begin Material for this task
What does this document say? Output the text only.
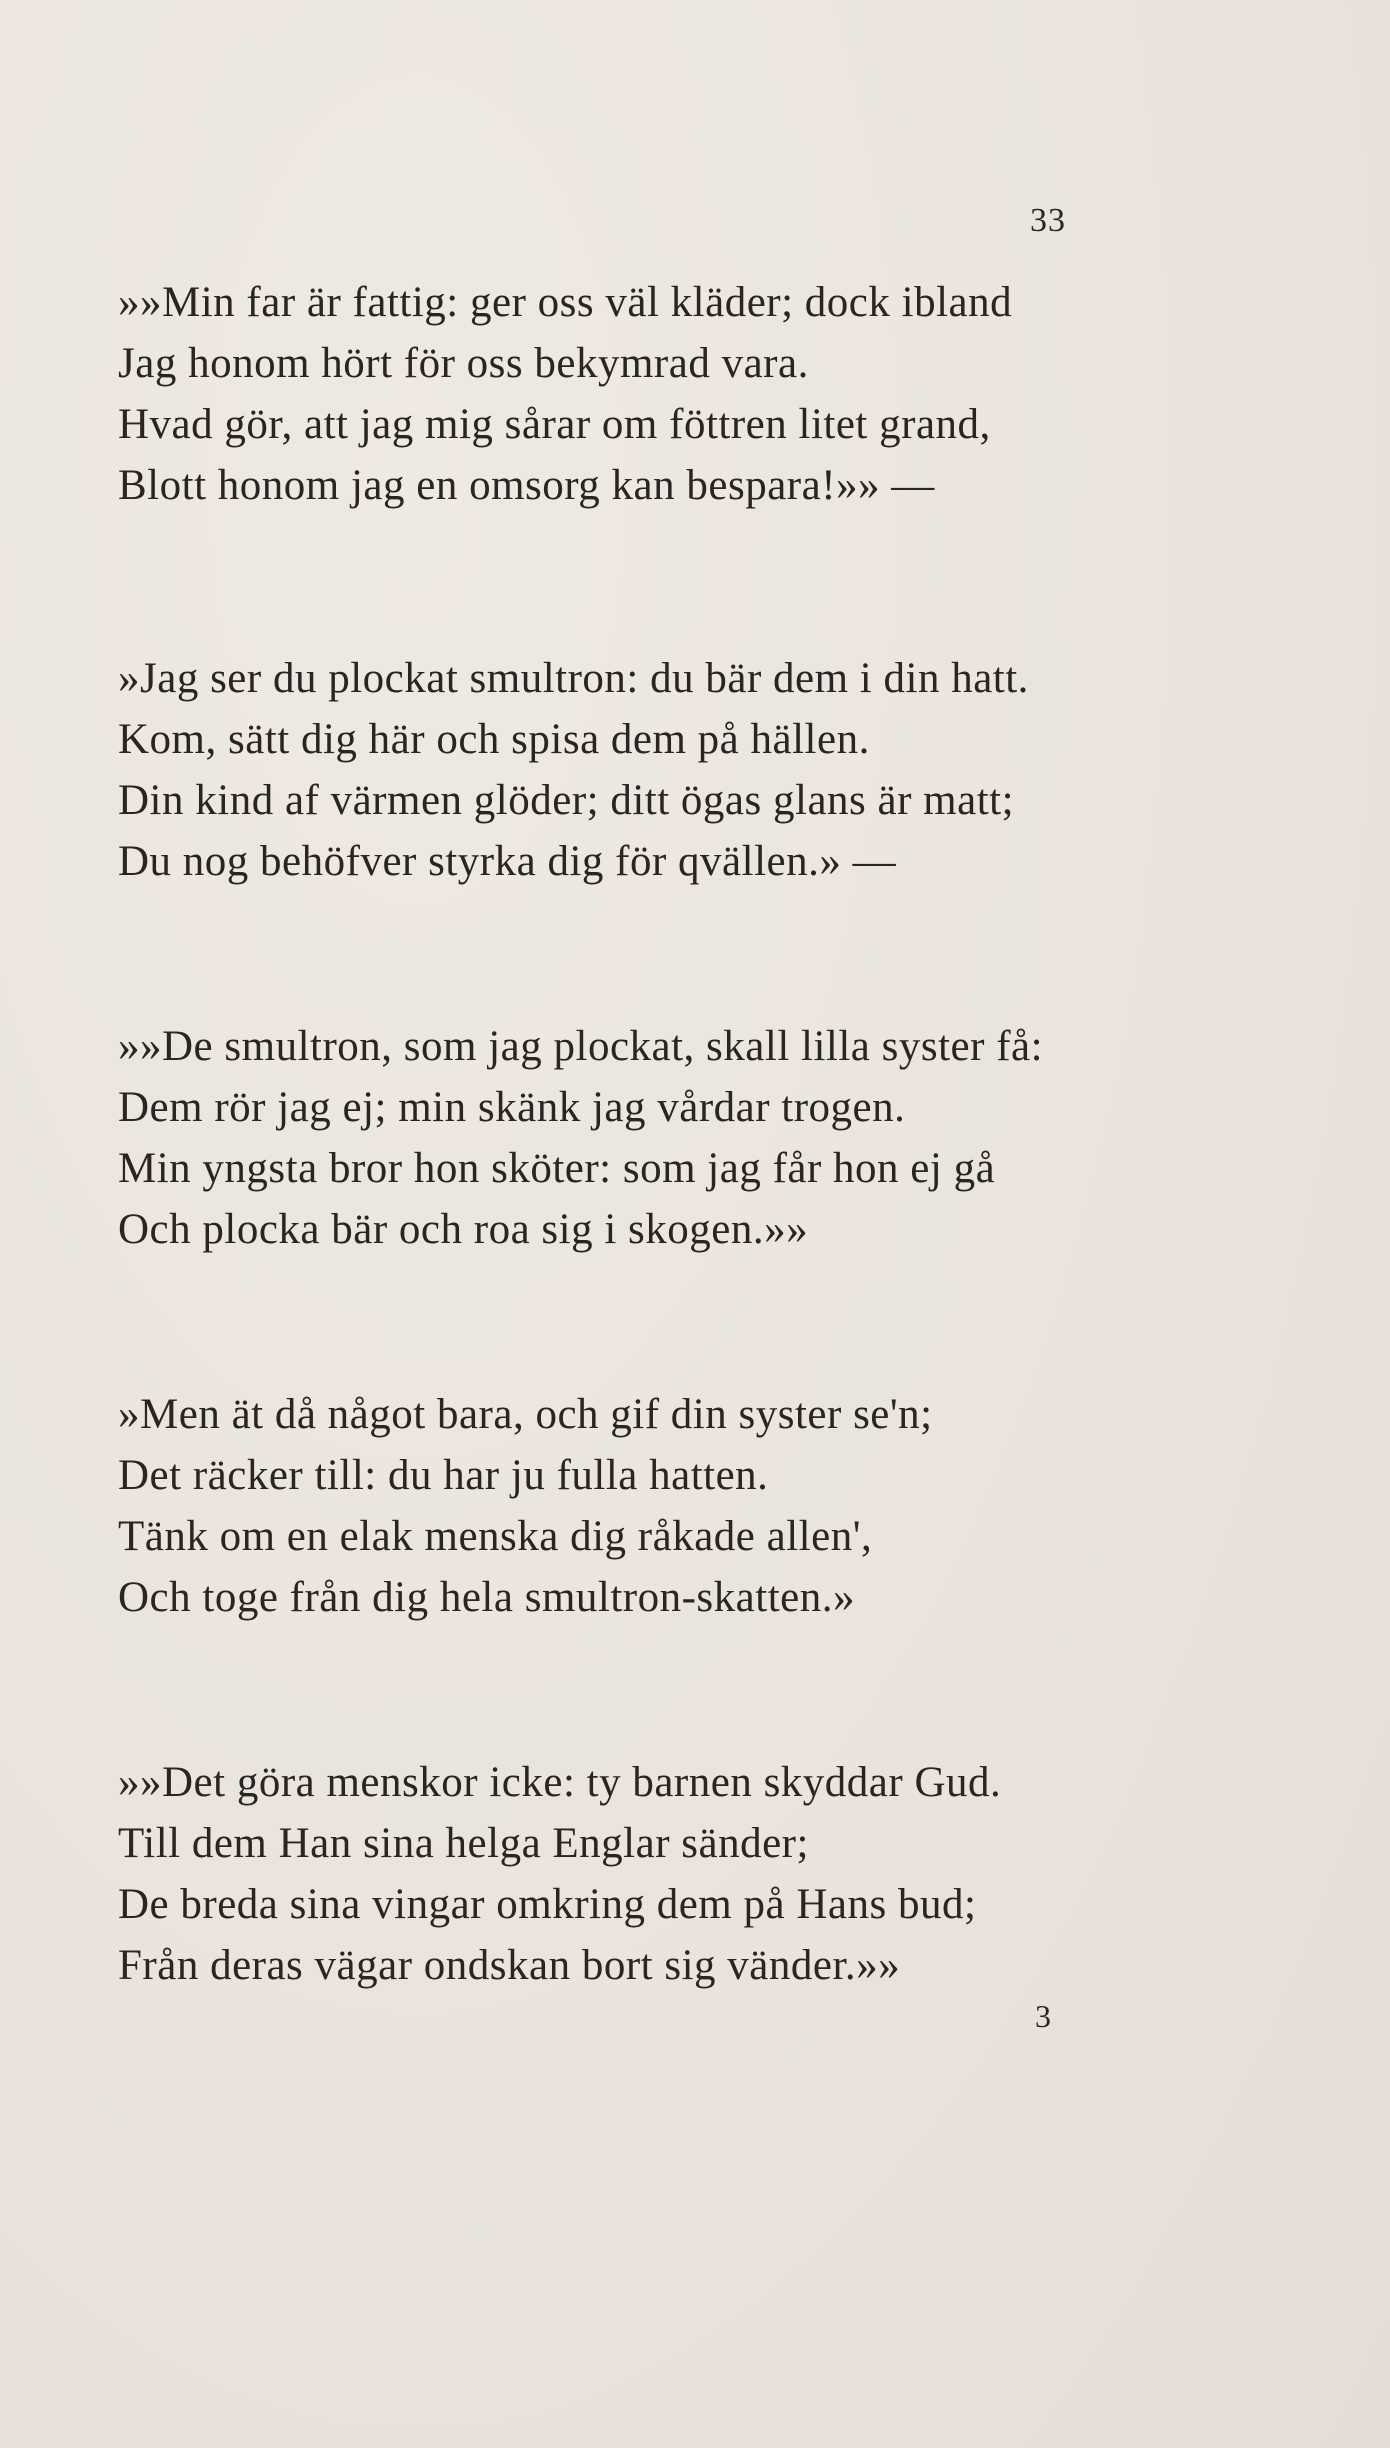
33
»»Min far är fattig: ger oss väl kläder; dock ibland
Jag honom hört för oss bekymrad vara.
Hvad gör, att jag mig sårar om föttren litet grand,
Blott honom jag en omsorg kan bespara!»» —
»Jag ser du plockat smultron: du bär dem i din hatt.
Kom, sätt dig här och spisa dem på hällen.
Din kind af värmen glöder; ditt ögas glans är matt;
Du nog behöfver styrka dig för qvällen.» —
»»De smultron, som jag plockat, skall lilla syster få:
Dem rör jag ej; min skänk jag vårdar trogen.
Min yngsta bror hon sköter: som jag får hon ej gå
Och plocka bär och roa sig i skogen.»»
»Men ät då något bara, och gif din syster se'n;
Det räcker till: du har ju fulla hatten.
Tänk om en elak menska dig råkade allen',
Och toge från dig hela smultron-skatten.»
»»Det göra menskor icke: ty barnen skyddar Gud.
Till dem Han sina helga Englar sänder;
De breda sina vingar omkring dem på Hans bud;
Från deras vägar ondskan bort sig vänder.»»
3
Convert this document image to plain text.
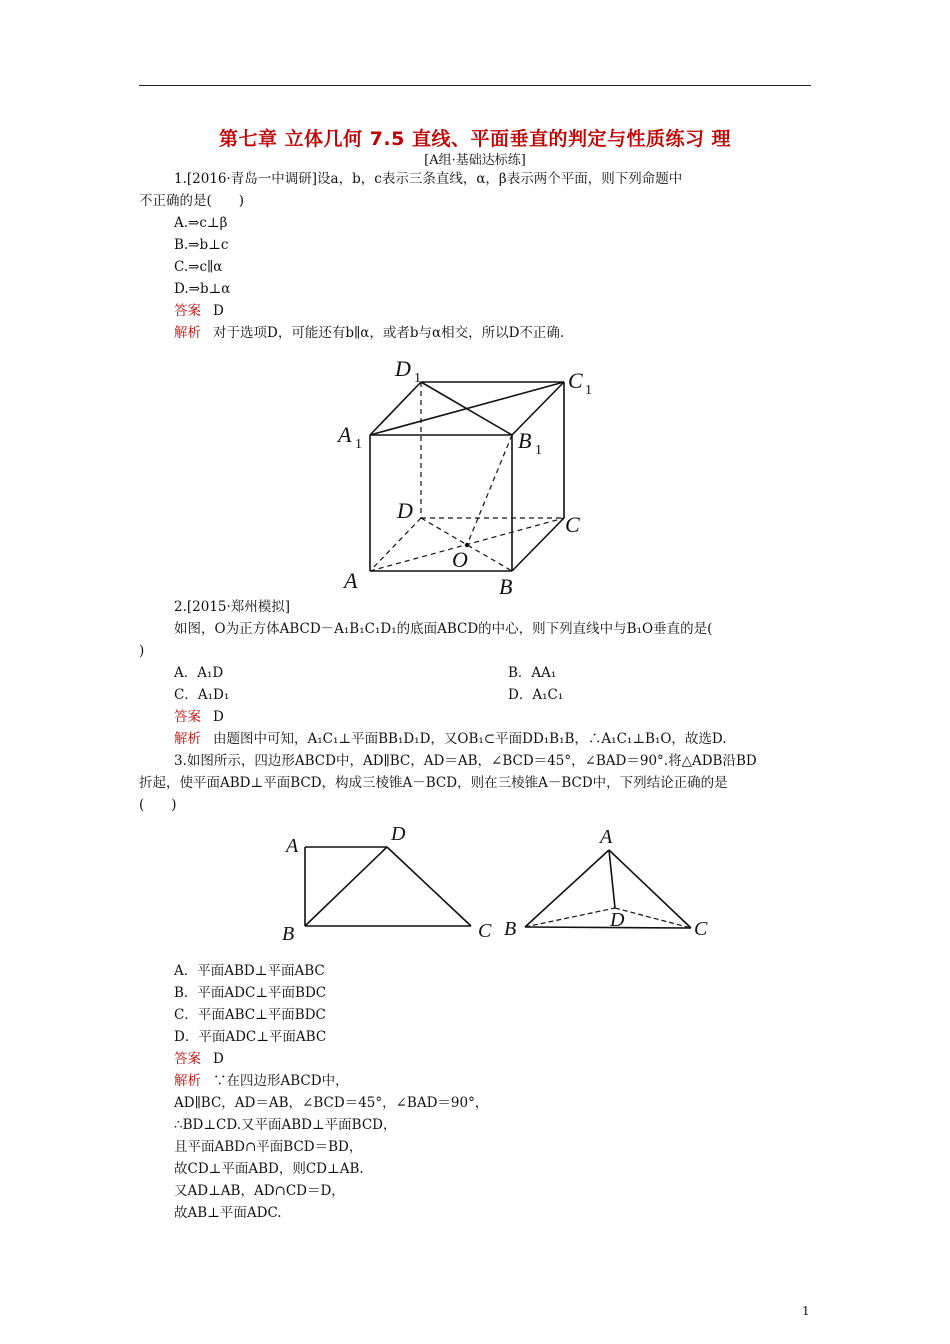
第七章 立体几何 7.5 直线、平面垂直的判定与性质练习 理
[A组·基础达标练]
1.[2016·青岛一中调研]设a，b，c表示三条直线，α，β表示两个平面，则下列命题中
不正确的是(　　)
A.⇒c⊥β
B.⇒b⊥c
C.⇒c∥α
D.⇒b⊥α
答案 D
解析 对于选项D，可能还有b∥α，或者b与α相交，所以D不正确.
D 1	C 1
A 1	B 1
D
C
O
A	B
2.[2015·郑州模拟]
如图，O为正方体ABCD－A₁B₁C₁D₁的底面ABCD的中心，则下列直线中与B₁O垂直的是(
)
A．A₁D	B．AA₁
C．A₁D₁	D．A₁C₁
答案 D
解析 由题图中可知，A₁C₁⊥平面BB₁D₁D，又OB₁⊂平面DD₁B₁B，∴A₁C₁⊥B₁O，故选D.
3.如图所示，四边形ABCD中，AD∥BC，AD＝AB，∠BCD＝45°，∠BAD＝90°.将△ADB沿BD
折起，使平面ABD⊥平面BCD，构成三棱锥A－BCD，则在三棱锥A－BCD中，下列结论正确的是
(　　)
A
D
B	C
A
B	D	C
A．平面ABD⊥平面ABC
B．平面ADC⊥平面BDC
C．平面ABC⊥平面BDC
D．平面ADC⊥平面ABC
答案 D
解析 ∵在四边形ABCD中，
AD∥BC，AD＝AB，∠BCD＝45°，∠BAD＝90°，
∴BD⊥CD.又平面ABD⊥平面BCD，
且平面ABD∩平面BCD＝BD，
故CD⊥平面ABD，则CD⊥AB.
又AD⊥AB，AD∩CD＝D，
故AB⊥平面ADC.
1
end Material for this task
## Task description
Gather each line in these records that contains the string "plockat".

## Full response
»Jag ser du plockat smultron: du bär dem i din hatt.
»»De smultron, som jag plockat, skall lilla syster få:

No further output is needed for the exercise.